**EXERCISE GOAL**
Write what comes next in the text on rehabilitation after ACL reconstruction, picking up right after its final sentence.

**SOURCE TEXT**
While most studies included in this review assessed the quality and content of rehabilitation, most did so only minimally and subjectively, such as relying on the athlete’s self-reported perception of their experiences in rehabilitation based on brief descriptors. Interventions that focus on athletic constructs such as jumping, change-of-direction, and agility are not medically appropriate in the early post-operative phases of rehabilitation following ACLR.34 It is possible that the positive relationship between the duration of supervised rehabilitation and outcomes found in this review is related to these athletic constructs being introduced and guided in the mid to later phases of rehabilitation. In addition to potential physical benefits, supervised rehabilitation may aid in psychological readiness, which is important during the transition towards returning to sport following ACLR.35 Further research that can distinguish duration and content of rehabilitation in relationship to readiness may be of value for determining optimal rehabilitation trajectories.

There are notable demographic disparities in who is most affected by ACL injuries. The incidence of ACL injury is higher in female athletes (0.14 injuries/ 1000 player hours) compared to males (0.05/1000 player-hours), and disproportionately affects adolescents (0.19 injuries/1000 player hours) compared to adult athletes (0.07 injuries/player hours).36 Female athletes are at greater risk for re-injury after ACLR compared to males.37 Further, improvements in quadriceps strength and performance testing following ACLR is often slower in females compared to males.38,39 Adolescents have higher rates of re-injury and different rehabilitation trajectories following ACLR compared to adults.7

Limitations

Adolescents and females are poorly represented in the studies included in this review: subjects across the included studies were 68.6% male and had an average age of 27.6 years which limits interpretation of results for younger patients and females. There are also regional and temporal variations in graft choices for ACLR, which may explain hamstring autografts being disproportionately represented in the studies included.40 Therefore, the findings of this review may not be relevant to some groups of patients, such as those who commonly undergo ACLR using alternate graft sources.

**STUDY MATERIAL**
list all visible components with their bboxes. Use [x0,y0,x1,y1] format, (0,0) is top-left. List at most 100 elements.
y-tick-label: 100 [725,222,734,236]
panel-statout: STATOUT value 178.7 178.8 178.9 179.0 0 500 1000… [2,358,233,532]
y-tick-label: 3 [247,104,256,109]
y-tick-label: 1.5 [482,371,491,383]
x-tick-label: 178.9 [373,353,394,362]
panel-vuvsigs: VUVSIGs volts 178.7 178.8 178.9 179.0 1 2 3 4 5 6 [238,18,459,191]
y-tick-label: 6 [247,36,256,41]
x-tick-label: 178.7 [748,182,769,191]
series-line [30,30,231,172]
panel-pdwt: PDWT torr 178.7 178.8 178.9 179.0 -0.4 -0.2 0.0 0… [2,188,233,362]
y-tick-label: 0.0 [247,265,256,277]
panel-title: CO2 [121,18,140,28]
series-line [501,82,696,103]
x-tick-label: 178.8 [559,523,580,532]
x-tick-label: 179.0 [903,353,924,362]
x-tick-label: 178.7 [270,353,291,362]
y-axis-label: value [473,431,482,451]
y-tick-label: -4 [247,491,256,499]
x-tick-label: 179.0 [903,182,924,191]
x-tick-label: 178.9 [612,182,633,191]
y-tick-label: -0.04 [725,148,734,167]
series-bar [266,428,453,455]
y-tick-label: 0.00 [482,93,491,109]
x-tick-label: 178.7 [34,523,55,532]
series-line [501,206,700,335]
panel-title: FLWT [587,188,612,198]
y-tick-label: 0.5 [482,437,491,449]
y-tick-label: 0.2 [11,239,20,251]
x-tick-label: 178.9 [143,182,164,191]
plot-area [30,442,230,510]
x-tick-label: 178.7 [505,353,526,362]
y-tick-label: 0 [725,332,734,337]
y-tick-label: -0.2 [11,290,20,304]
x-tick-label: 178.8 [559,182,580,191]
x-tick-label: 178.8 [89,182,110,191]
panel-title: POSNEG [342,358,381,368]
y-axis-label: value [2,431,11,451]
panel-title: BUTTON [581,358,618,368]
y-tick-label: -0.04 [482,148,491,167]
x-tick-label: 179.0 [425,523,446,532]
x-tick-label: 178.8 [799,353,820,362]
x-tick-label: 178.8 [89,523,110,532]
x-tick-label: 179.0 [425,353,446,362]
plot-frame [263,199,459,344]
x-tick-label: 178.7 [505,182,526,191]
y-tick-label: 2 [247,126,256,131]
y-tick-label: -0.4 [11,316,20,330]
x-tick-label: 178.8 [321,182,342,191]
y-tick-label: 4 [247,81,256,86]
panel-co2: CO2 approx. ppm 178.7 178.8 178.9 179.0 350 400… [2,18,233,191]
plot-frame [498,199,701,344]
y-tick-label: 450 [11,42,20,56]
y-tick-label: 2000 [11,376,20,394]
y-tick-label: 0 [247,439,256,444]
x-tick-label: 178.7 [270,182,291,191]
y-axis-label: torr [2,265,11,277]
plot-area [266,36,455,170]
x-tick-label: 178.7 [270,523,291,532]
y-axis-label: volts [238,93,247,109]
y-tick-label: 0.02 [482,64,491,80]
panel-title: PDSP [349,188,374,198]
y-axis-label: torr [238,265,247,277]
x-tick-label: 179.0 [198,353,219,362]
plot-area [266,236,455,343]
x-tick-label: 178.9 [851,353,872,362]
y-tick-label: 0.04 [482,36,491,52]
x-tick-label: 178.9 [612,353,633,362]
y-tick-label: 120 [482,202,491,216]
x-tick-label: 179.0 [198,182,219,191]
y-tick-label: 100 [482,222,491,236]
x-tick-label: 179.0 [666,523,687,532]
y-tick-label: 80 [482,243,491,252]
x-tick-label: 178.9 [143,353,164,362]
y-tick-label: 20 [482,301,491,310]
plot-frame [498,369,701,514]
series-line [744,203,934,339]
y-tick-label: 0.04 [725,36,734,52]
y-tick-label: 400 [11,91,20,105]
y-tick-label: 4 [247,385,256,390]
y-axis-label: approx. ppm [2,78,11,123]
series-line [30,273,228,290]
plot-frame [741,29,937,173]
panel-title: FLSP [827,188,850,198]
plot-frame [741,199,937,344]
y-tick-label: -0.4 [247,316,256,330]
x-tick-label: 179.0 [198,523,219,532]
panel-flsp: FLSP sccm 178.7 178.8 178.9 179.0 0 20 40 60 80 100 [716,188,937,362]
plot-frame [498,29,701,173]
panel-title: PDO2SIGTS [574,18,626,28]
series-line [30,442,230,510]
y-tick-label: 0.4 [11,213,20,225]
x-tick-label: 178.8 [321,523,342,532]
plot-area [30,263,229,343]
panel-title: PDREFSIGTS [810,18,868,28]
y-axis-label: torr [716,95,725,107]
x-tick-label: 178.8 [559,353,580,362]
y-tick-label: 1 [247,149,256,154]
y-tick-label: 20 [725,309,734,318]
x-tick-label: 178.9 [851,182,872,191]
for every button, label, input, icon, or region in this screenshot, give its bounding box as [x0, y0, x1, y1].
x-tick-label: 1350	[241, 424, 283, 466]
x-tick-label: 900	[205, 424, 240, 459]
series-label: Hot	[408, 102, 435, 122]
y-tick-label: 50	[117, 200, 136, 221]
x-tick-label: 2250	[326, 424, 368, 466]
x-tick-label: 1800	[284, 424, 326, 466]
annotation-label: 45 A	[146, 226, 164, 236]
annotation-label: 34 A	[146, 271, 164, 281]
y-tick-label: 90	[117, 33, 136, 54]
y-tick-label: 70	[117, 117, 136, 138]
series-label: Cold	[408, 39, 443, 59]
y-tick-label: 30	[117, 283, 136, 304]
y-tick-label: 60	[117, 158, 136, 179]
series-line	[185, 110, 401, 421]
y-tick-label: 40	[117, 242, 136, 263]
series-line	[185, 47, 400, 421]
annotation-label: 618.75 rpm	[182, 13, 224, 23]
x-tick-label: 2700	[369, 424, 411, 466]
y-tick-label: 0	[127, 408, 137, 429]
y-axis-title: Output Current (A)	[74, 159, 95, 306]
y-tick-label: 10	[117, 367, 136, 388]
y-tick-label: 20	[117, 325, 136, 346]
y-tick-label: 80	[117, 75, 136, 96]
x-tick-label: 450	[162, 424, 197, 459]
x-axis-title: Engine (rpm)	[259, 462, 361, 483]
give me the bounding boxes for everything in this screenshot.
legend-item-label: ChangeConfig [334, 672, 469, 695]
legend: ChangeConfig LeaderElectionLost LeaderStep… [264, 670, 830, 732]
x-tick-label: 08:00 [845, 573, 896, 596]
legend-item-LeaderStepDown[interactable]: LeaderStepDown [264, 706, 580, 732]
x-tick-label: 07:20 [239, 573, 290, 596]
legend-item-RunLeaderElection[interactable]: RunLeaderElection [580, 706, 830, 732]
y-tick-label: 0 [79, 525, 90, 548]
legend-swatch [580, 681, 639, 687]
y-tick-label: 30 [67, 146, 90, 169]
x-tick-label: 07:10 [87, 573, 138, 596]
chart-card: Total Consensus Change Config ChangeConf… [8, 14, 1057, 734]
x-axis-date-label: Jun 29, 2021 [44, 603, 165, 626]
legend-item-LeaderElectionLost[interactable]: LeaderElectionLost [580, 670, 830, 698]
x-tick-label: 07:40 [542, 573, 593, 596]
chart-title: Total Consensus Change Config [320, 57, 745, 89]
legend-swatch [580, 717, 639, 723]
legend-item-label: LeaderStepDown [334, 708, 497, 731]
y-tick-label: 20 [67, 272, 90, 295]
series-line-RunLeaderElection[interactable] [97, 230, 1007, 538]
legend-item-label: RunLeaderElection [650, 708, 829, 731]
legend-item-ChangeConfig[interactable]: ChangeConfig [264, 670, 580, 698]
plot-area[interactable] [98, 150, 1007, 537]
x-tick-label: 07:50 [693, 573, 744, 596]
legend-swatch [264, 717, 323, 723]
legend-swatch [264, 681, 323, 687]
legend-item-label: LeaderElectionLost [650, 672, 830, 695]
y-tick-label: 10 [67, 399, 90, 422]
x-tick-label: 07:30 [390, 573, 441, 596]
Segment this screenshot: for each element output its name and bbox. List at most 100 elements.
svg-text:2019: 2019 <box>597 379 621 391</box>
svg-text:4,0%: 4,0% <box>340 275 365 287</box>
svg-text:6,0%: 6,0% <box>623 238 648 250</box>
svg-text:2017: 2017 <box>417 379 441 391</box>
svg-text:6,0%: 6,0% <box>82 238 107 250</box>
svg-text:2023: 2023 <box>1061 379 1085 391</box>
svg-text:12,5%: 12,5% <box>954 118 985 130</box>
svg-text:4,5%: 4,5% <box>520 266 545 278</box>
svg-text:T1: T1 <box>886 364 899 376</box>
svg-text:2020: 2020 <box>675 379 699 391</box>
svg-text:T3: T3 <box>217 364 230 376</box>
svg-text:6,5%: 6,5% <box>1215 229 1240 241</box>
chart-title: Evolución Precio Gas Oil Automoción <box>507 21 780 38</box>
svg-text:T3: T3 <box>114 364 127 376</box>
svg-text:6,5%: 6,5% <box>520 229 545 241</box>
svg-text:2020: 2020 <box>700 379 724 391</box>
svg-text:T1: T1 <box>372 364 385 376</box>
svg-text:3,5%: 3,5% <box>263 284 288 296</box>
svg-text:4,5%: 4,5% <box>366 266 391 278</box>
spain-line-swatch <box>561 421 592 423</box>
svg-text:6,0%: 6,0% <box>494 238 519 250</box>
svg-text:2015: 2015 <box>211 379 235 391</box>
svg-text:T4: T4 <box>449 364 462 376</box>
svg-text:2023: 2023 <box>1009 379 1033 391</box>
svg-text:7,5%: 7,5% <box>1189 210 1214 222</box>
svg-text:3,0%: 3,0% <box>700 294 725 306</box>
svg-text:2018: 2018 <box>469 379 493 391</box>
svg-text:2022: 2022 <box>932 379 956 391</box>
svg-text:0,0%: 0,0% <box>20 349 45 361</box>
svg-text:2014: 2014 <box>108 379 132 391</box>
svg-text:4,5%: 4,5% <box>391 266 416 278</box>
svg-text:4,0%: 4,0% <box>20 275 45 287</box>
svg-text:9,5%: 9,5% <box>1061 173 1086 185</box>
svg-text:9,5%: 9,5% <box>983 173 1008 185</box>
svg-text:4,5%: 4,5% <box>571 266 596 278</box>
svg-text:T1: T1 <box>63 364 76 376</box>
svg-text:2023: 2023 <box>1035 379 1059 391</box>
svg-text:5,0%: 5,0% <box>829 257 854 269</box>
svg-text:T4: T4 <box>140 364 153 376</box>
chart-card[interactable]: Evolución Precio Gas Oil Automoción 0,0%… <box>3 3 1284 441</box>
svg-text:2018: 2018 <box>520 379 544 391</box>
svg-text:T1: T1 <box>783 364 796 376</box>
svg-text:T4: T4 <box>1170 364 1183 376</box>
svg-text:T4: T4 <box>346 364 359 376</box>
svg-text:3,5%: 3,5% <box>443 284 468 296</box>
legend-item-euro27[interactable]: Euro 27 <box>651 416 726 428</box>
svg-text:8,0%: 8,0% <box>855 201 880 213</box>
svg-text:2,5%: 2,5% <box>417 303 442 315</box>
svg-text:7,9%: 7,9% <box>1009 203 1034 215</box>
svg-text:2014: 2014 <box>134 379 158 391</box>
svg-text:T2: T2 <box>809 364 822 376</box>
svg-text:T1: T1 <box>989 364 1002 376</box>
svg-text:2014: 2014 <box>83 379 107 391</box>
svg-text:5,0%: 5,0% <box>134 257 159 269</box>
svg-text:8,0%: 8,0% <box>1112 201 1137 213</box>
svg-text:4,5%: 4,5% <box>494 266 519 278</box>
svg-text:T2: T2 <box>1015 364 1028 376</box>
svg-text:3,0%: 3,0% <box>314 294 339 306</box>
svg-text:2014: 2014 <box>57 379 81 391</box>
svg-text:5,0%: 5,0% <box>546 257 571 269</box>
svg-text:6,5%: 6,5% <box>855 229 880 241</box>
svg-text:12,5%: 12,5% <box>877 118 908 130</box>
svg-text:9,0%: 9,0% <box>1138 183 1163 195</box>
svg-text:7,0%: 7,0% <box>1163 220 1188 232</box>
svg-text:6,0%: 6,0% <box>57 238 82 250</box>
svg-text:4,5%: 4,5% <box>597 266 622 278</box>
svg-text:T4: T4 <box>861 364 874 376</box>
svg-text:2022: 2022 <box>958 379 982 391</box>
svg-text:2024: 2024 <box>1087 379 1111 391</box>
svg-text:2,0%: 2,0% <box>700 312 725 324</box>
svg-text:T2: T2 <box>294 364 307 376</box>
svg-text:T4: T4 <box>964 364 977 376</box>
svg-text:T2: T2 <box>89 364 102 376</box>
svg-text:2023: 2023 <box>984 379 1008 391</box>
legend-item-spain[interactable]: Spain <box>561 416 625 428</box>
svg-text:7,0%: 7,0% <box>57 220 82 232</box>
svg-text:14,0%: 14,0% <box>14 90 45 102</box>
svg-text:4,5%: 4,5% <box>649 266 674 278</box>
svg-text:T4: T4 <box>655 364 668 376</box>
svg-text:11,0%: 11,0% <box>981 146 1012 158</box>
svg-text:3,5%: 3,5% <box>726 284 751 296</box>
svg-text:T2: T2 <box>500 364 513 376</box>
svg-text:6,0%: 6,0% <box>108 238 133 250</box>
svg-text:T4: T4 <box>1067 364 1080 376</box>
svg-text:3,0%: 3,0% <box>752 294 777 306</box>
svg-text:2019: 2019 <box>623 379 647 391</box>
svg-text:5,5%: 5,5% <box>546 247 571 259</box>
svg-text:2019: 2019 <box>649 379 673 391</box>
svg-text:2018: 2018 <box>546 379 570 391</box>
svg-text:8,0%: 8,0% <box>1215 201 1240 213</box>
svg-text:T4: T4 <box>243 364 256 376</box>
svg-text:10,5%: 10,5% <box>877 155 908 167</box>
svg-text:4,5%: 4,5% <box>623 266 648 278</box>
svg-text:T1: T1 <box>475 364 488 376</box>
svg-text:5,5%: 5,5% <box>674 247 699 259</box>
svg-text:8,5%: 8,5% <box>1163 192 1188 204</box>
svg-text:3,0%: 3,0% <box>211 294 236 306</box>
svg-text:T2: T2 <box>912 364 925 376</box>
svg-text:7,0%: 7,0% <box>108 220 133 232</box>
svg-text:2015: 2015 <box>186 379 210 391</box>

**ANSWER SECTION**
All but one study included in this review was either cross-sectional or retrospective in nature, and the lone randomized controlled trial did not account for those lost to follow-up, thereby impacting its risk of bias. In fact, all included studies exhibited signs of moderate or serious risks of bias. This dampens potential conclusions regarding the duration of supervised rehabilitation and outcomes in patients following ACLR, and these results must be interpreted with caution. Furthermore, the time of strength and functional assessments relative to time of surgery was highly variable across studies. Importantly, in most of the studies included, the content of the rehabilitation was either minimally described or not at all.

Future research should prioritize higher quality studies with lower risk of bias. Specifically, clearly defined supervised rehabilitation interventions, precise outcome measures, psychological readiness assessments, and long-term follow-ups will be critical to understand how rehabilitation can influence recovery in patients following ACLR. An emphasis should be made to include populations who are at highest risk for injury and disability, including female and adolescent athletes. Such studies will clarify optimal rehabilitation durations, possibly to delineate causal relationships, and ultimately improve clinical practice guidelines for athletes following ACLR.

CONCLUSION

The results of this systematic review suggest that a duration of supervised rehabilitation of six months or greater led to favorable outcomes pertaining to strength, performance testing, and self-reported outcomes in athletes following ACLR. Higher quality research, including prospective cohort and randomized trials, with a specific inclusion of females, adolescents, and an appropriate variety of graft types will be of benefit.

COI Statement

The authors have no conflicts of interest to report.

ACKNOWLEDGEMENTS

The authors greatly appreciate the contributions of Emily Newberry to the creation of this manuscript.